GIVEN PROBLEM: Each line in the entries below that holds the string "работы" is to be listed.

==============================

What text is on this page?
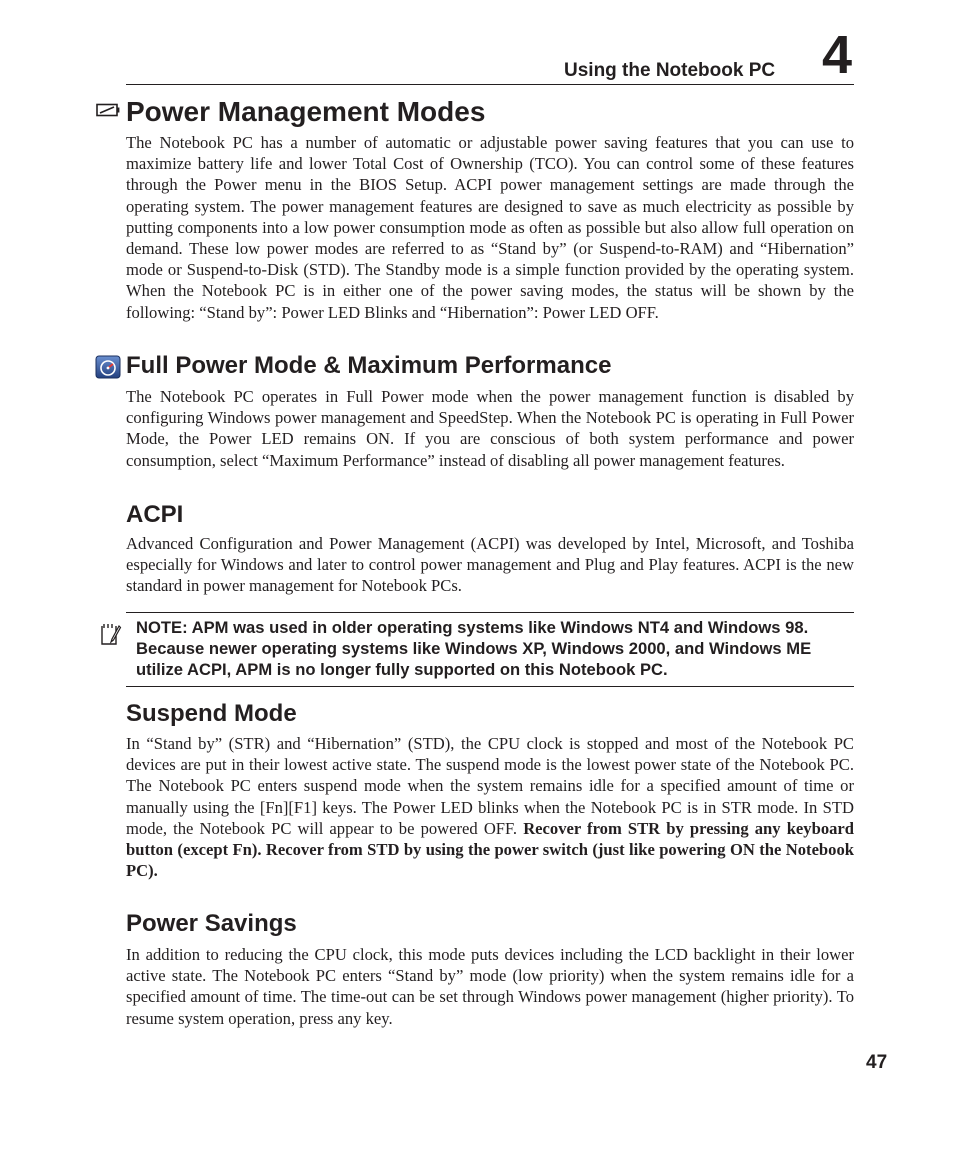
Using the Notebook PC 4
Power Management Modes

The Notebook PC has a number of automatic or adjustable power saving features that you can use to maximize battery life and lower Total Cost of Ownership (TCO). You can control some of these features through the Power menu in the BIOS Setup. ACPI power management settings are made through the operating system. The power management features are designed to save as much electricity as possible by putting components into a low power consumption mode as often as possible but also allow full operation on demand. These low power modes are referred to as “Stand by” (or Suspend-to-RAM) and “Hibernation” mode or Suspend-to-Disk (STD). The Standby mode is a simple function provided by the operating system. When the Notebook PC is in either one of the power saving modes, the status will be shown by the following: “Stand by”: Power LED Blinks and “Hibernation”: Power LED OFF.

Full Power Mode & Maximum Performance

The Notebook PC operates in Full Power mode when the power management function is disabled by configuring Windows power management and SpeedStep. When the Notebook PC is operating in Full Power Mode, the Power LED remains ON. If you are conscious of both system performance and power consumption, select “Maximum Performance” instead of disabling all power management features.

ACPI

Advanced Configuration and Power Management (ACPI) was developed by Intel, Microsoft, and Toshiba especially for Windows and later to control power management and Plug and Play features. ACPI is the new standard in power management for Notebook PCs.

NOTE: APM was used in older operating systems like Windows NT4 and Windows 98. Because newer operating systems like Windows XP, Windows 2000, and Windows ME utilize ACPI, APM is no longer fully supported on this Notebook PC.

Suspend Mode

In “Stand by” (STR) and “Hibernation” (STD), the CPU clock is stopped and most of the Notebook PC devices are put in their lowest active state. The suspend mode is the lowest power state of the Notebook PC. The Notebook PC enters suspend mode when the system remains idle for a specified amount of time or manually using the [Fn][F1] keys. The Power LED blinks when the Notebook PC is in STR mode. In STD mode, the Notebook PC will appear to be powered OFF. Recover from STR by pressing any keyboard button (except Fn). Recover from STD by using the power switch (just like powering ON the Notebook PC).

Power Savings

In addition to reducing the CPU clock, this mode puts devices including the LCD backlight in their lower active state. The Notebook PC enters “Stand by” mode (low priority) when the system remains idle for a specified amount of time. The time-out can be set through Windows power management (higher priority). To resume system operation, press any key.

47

==============================

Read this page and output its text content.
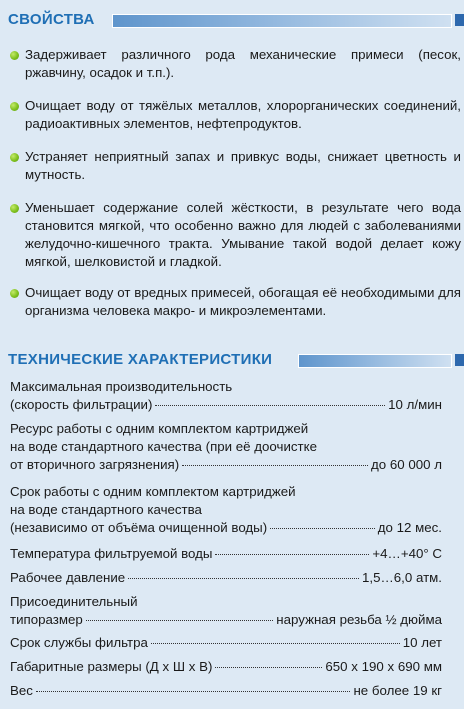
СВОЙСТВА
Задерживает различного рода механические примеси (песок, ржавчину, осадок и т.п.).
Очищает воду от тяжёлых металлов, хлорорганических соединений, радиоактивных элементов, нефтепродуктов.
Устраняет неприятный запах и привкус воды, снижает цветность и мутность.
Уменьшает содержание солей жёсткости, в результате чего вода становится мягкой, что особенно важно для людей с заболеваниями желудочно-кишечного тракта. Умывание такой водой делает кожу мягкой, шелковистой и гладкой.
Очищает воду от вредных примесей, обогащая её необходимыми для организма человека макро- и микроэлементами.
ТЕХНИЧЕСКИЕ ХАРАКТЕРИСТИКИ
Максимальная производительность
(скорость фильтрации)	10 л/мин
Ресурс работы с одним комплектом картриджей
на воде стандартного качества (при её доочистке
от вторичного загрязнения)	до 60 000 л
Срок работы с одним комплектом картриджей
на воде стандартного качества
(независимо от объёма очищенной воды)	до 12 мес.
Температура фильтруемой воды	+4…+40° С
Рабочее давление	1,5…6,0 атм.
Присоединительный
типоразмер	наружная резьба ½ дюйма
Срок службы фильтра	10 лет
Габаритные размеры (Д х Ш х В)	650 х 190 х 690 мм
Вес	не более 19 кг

==============================

SOLUTION BELOW:
Ресурс работы с одним комплектом картриджей
Срок работы с одним комплектом картриджей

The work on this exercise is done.